__INSTRUCTION__
Each line that holds the word "JSON" should be returned.

Extracted data entries

▬▬▬

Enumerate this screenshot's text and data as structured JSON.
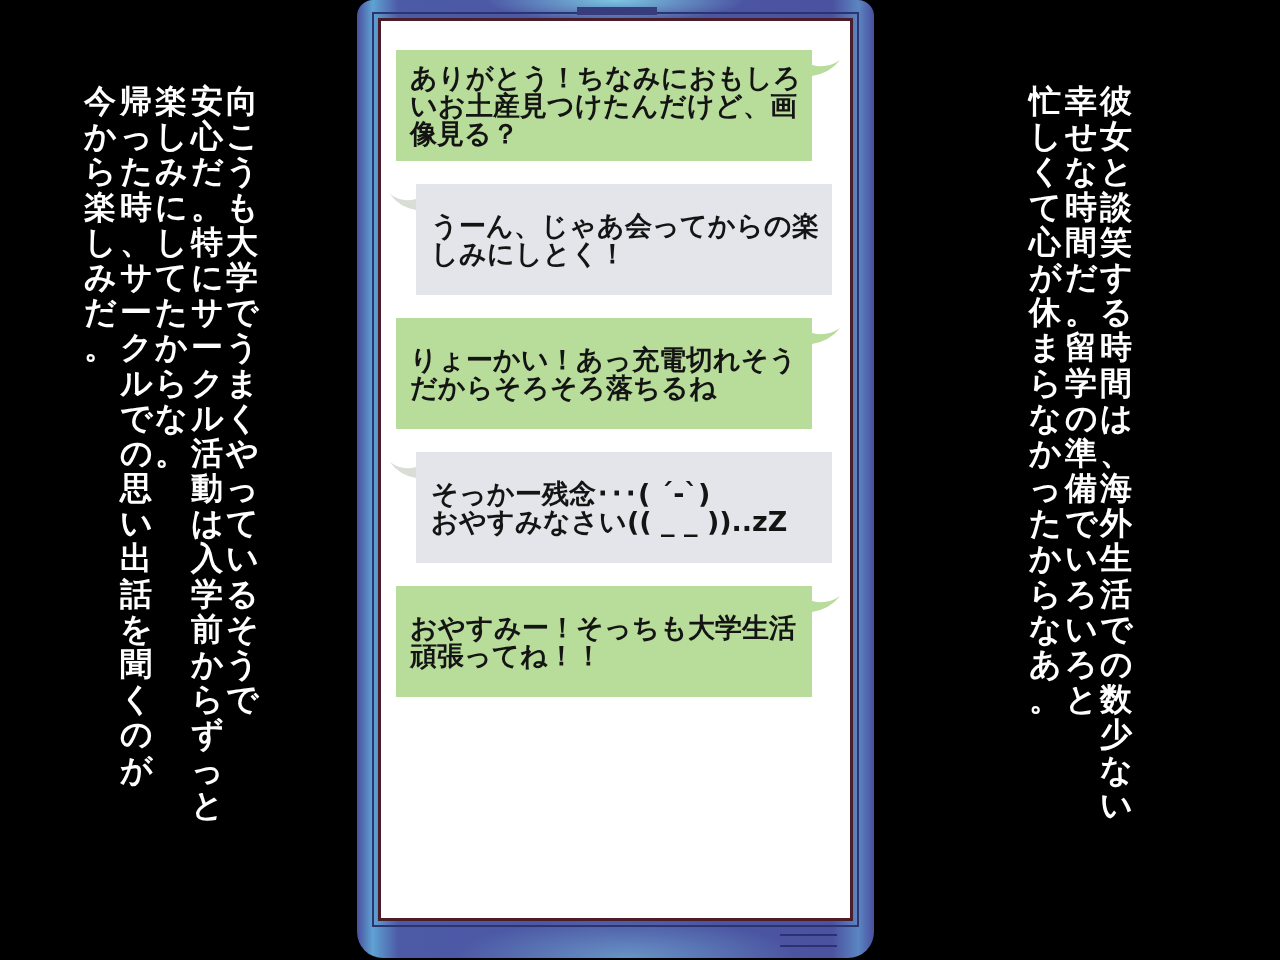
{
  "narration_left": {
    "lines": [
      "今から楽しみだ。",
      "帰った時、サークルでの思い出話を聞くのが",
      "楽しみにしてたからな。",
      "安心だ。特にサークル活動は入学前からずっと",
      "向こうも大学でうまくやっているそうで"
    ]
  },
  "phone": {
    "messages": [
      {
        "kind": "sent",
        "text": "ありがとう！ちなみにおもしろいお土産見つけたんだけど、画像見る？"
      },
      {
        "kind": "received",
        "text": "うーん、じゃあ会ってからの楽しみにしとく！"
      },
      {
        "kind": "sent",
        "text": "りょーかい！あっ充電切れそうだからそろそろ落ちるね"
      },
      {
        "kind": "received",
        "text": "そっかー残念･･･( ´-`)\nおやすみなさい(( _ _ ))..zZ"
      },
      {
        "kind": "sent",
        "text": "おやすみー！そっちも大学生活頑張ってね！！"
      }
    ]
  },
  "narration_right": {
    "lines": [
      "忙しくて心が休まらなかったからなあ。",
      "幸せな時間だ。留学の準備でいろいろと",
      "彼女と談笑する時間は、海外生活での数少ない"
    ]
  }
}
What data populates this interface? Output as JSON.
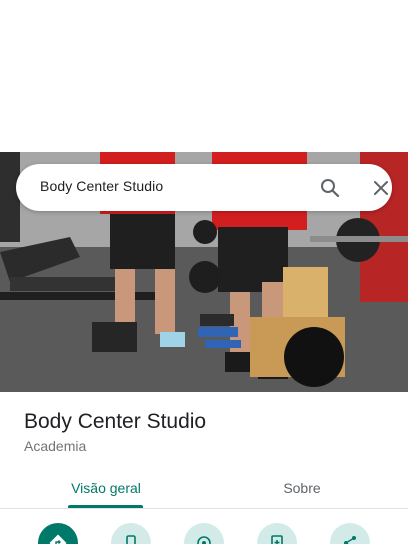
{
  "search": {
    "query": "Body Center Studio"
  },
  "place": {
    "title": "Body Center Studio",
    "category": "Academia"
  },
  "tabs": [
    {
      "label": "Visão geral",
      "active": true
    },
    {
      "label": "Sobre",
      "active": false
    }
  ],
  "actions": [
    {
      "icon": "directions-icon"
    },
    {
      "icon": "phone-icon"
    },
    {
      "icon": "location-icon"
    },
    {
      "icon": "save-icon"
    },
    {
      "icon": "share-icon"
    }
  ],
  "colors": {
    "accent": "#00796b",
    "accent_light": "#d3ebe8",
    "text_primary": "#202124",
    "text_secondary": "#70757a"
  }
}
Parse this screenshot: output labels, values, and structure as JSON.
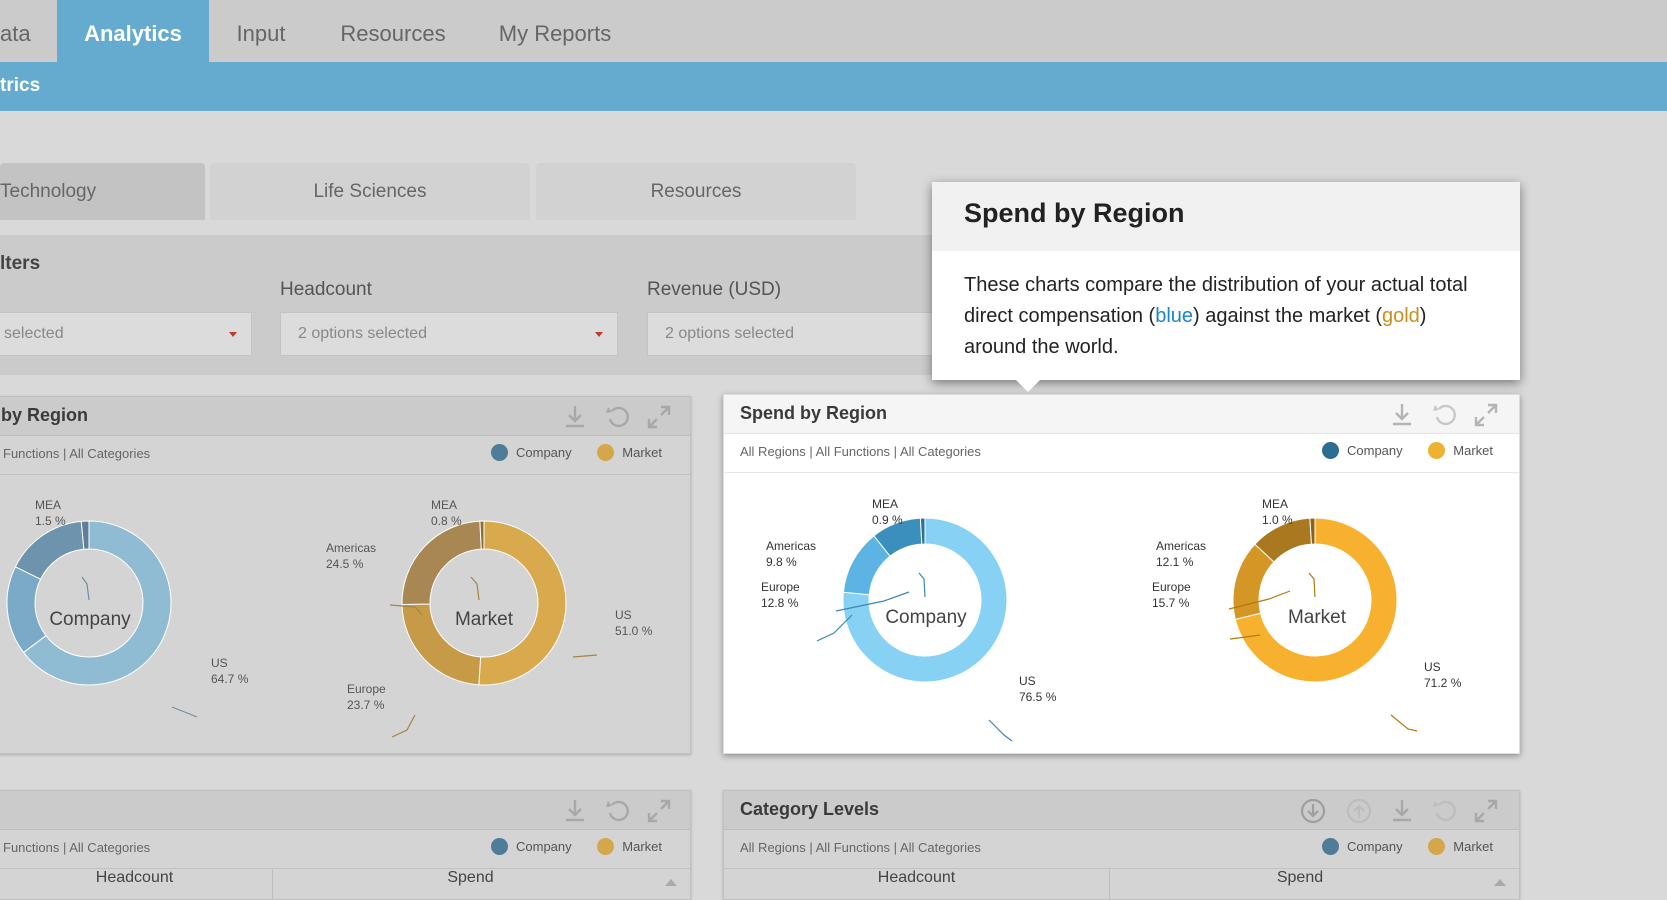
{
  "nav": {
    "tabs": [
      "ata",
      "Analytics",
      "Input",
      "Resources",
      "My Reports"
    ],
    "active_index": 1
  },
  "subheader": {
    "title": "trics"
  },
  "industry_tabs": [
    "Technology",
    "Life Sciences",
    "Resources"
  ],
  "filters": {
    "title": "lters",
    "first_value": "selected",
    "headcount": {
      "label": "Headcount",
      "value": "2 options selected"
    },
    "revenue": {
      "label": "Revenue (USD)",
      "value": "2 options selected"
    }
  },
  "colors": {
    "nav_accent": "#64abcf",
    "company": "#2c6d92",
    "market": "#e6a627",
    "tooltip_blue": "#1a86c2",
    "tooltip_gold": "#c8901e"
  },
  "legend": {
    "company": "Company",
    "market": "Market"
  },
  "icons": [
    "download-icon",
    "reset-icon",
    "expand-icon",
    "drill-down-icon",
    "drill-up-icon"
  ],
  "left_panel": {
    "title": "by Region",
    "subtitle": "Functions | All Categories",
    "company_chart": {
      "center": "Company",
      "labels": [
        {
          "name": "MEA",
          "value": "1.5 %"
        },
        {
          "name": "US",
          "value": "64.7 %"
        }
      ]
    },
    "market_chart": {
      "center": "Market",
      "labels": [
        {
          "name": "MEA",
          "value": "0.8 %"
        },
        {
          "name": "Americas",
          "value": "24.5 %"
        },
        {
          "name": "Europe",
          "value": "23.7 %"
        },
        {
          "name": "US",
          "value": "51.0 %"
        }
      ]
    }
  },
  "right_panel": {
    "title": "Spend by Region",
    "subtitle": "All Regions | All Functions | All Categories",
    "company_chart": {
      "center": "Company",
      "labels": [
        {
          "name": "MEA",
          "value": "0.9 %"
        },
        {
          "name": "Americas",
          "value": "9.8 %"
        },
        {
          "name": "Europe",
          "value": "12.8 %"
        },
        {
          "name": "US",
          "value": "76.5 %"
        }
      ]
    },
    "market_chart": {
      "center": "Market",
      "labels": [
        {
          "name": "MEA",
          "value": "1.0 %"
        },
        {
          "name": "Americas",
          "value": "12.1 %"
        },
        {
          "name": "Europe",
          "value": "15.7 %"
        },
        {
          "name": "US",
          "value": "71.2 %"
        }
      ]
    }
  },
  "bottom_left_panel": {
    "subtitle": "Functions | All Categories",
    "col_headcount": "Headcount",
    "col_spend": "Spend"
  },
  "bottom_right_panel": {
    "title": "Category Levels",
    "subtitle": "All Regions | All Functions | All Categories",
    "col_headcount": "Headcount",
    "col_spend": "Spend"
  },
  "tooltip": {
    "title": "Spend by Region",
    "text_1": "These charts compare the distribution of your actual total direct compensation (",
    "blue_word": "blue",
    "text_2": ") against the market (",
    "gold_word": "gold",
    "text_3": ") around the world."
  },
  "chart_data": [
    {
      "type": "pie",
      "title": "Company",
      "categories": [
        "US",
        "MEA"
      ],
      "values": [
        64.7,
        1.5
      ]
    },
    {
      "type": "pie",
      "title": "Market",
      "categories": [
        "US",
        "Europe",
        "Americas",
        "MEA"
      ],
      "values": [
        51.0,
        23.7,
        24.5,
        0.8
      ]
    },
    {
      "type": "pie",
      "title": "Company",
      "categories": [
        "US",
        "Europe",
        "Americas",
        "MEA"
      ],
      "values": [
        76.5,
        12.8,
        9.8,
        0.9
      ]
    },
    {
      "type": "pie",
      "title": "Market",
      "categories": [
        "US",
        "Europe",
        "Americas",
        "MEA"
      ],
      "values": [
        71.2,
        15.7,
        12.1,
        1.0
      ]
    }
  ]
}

▬▬▬

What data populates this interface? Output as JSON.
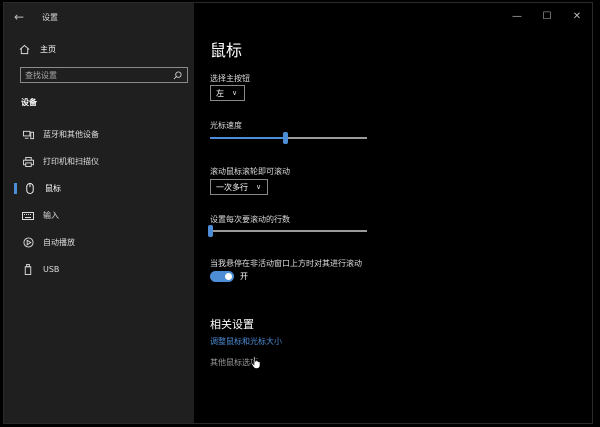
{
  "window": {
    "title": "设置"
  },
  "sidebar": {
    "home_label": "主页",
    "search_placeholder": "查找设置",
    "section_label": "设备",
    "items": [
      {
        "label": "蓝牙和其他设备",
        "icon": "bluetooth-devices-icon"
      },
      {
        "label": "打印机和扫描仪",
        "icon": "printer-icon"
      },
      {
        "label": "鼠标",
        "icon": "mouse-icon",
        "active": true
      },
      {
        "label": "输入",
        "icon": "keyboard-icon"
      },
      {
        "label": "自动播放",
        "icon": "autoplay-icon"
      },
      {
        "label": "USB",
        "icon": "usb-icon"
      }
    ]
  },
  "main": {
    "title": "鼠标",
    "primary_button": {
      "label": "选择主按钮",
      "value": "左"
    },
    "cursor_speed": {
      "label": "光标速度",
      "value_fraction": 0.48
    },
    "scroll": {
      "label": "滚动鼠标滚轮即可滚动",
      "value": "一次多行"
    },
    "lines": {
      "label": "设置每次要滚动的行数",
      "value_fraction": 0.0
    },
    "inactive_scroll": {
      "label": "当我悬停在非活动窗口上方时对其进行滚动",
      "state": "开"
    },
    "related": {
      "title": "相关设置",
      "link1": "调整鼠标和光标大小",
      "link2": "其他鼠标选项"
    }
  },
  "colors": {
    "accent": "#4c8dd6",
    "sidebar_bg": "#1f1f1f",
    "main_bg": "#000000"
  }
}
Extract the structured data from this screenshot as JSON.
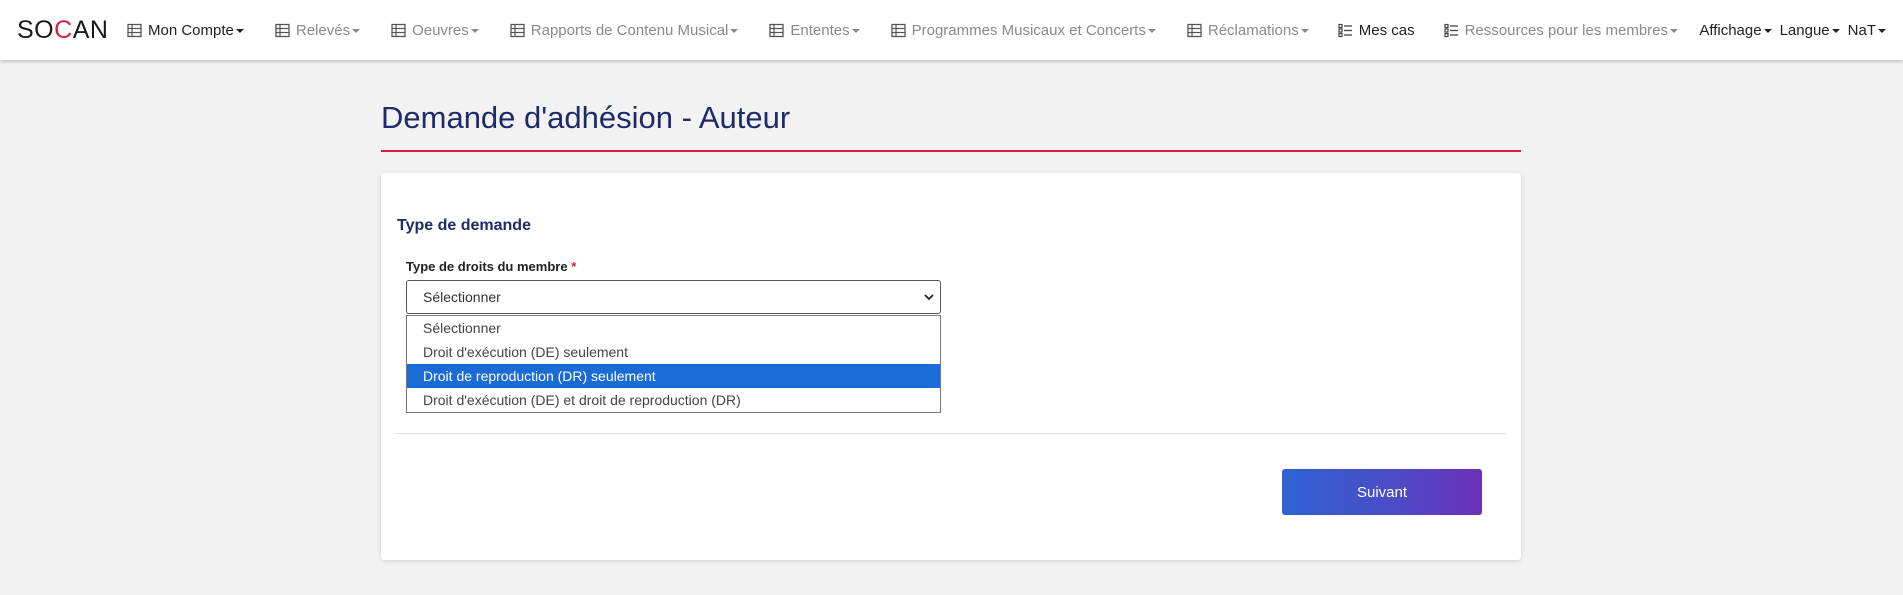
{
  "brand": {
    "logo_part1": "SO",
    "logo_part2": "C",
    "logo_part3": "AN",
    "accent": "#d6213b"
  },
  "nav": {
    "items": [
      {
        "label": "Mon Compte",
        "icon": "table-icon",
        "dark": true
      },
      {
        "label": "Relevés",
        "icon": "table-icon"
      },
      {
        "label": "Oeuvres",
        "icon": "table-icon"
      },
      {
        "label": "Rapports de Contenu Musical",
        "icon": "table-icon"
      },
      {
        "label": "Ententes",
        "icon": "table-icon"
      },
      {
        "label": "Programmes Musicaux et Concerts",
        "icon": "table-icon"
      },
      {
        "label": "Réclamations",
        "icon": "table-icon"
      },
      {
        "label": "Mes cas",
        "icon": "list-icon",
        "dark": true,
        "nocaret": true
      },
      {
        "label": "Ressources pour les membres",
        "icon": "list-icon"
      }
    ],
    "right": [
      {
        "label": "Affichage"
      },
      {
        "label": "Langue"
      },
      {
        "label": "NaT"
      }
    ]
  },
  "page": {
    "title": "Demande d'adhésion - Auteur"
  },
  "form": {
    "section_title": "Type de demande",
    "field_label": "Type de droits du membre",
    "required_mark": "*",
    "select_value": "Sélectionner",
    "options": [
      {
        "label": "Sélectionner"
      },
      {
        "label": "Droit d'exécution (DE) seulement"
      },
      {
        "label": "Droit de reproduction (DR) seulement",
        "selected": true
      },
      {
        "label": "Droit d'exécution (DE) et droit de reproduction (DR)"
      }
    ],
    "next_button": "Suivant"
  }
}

▬▬▬

__TASK OUTPUT__
Enumerate this screenshot's text and data as structured JSON.
What data populates this interface? Output as JSON.
Parse this screenshot: output labels, values, and structure as JSON.
What data populates this interface? Output as JSON.
Extract the structured data from this screenshot as JSON.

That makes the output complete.